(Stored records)
┌──
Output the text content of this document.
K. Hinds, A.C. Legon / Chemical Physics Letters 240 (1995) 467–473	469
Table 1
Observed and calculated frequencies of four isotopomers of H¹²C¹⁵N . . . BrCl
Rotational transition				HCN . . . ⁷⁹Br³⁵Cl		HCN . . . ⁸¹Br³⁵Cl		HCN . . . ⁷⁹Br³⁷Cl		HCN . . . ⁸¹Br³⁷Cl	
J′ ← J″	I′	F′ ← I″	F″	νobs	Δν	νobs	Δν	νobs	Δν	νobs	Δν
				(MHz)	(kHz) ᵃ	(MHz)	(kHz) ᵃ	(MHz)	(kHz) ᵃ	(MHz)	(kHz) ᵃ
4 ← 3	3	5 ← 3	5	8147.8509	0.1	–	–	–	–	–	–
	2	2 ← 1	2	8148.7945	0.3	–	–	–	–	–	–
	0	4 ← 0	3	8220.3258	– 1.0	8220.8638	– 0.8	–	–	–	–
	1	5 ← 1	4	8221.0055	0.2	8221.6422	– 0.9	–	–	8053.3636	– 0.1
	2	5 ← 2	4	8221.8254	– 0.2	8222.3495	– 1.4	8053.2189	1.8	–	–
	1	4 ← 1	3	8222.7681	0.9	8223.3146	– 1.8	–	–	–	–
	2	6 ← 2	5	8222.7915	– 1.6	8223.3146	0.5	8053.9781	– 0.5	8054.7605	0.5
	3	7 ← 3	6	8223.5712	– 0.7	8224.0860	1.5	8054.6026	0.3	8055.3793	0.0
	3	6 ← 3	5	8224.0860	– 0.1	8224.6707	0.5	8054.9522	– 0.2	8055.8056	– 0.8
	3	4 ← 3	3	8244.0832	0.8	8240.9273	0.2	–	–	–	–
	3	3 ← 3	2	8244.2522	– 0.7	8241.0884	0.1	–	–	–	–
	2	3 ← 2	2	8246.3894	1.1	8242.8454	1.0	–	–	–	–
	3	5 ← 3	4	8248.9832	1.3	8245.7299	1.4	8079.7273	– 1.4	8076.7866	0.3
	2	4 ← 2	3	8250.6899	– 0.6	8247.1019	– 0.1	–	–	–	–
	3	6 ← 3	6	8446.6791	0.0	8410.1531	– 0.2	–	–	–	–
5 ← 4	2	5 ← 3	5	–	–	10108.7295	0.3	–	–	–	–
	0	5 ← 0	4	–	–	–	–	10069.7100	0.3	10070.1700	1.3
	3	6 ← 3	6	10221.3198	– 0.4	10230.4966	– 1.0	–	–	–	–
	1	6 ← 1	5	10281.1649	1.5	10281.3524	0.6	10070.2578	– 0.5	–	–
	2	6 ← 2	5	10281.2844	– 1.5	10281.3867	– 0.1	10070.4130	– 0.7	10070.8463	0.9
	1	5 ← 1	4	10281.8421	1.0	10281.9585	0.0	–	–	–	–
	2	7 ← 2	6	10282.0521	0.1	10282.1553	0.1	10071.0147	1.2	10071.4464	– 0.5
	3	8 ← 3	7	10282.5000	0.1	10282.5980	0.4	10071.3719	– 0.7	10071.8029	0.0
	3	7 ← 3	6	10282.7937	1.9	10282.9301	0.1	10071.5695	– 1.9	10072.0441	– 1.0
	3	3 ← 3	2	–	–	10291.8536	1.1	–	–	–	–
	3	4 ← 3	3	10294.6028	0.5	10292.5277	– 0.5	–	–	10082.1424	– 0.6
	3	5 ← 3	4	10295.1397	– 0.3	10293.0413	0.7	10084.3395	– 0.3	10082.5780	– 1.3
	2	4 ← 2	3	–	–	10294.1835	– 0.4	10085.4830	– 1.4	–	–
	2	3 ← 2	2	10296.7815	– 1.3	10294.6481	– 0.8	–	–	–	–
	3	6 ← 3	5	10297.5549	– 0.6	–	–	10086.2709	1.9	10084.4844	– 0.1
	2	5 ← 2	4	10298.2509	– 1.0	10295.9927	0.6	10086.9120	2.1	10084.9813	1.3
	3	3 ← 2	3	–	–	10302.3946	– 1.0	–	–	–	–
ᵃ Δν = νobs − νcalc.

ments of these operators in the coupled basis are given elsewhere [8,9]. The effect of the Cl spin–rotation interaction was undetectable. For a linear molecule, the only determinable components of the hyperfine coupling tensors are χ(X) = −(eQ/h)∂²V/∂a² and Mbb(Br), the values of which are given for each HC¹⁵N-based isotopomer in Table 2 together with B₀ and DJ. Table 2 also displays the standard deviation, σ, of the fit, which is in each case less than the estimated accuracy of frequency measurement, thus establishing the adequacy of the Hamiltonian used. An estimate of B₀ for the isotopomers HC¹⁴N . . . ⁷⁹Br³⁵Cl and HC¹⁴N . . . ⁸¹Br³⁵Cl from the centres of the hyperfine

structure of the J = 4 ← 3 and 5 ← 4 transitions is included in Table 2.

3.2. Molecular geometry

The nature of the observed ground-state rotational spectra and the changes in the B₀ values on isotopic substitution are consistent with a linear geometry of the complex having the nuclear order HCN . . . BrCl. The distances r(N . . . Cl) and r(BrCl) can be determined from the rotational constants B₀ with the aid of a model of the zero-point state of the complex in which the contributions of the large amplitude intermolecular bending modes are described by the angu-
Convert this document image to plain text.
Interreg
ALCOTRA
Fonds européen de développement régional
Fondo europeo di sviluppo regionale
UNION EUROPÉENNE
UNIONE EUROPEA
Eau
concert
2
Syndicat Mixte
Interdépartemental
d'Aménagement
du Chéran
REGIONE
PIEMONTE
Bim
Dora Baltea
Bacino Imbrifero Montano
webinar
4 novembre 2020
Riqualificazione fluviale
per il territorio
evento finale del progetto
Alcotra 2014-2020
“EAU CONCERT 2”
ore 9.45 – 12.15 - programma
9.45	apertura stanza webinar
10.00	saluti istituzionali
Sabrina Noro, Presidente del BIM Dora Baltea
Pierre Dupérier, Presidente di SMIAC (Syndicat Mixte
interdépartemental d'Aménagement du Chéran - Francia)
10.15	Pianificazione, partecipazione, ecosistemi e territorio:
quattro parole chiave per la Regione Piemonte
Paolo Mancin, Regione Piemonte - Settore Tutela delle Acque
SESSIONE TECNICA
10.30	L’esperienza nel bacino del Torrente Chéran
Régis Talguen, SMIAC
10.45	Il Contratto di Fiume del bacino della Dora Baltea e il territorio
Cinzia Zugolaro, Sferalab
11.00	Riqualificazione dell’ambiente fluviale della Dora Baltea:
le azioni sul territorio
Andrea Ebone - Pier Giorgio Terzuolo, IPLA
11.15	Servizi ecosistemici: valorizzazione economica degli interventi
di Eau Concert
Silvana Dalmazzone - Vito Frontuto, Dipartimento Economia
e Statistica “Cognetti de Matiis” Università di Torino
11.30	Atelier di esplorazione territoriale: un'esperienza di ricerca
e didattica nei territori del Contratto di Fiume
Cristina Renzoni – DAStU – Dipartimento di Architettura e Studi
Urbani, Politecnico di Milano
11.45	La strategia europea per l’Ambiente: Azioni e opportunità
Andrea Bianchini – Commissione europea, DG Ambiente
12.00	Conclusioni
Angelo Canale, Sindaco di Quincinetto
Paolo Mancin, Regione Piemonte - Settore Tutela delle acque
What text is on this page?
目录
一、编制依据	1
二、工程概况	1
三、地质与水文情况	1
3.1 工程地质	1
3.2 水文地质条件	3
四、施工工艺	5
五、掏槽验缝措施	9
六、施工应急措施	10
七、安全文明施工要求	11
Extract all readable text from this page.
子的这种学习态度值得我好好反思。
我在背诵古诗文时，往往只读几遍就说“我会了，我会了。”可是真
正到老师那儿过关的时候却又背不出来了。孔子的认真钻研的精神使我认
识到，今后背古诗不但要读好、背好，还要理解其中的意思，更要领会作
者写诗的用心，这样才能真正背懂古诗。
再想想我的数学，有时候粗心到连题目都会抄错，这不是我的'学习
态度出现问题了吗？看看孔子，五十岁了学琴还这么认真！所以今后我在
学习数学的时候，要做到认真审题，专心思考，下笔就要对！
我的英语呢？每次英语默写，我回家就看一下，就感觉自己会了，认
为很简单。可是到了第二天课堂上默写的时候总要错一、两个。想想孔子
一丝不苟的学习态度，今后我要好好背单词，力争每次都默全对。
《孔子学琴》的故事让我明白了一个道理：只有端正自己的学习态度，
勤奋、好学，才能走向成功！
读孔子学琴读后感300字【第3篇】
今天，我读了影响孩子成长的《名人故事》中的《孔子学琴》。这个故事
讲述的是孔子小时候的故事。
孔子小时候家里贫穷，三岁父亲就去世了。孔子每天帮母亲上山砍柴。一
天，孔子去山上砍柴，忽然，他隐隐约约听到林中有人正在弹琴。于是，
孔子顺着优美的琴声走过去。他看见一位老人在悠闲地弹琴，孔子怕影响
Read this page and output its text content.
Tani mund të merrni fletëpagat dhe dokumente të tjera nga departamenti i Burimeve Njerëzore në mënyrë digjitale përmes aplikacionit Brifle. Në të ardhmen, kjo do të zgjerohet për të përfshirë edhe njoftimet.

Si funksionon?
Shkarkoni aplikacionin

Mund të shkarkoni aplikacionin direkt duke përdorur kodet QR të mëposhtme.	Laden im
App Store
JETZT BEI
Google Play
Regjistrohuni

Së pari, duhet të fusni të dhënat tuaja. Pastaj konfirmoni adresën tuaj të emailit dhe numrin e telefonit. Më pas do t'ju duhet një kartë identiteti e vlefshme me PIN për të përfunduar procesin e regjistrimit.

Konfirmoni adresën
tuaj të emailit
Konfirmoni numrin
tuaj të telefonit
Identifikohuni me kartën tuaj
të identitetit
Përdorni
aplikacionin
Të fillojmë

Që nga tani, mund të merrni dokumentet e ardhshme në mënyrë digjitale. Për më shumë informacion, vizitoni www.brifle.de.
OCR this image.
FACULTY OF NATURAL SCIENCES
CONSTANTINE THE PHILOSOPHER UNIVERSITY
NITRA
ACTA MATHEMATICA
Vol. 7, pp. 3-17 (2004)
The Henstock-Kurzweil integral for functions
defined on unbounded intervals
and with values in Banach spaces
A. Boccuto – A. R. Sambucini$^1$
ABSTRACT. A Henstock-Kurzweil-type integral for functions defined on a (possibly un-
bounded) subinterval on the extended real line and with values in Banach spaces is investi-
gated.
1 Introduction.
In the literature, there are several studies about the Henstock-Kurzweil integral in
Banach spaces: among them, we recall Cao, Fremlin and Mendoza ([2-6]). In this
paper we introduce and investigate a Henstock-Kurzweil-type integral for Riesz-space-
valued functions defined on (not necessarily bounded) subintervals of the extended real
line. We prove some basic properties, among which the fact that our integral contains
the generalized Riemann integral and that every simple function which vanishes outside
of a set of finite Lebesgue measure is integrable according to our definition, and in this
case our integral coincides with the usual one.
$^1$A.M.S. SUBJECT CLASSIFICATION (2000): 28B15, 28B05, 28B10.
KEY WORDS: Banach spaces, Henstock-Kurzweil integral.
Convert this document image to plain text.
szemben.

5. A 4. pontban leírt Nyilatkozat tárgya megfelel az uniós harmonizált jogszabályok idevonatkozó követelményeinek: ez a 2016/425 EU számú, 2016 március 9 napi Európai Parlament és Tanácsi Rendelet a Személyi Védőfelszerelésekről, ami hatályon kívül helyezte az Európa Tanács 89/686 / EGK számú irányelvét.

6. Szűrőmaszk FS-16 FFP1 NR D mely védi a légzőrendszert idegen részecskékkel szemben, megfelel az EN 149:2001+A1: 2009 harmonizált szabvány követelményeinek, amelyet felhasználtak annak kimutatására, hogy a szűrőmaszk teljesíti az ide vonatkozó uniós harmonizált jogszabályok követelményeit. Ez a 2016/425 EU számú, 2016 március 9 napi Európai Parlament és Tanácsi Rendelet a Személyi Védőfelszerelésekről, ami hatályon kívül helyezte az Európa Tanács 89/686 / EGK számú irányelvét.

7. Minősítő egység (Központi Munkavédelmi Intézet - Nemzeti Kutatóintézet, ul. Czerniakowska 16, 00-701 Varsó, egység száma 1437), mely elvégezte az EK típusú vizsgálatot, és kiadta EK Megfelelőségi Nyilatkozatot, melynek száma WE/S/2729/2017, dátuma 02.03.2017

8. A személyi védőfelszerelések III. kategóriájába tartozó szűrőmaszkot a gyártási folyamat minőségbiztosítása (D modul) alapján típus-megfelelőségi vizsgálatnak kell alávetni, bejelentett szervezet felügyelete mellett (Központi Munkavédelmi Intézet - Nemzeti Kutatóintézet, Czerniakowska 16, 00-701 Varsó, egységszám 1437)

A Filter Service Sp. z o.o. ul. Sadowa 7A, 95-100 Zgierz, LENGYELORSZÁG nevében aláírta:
└──
From the entries above, copy every line containing the word "Mixte".

WRITTEN ANSWER
Syndicat Mixte
Pierre Dupérier, Presidente di SMIAC (Syndicat Mixte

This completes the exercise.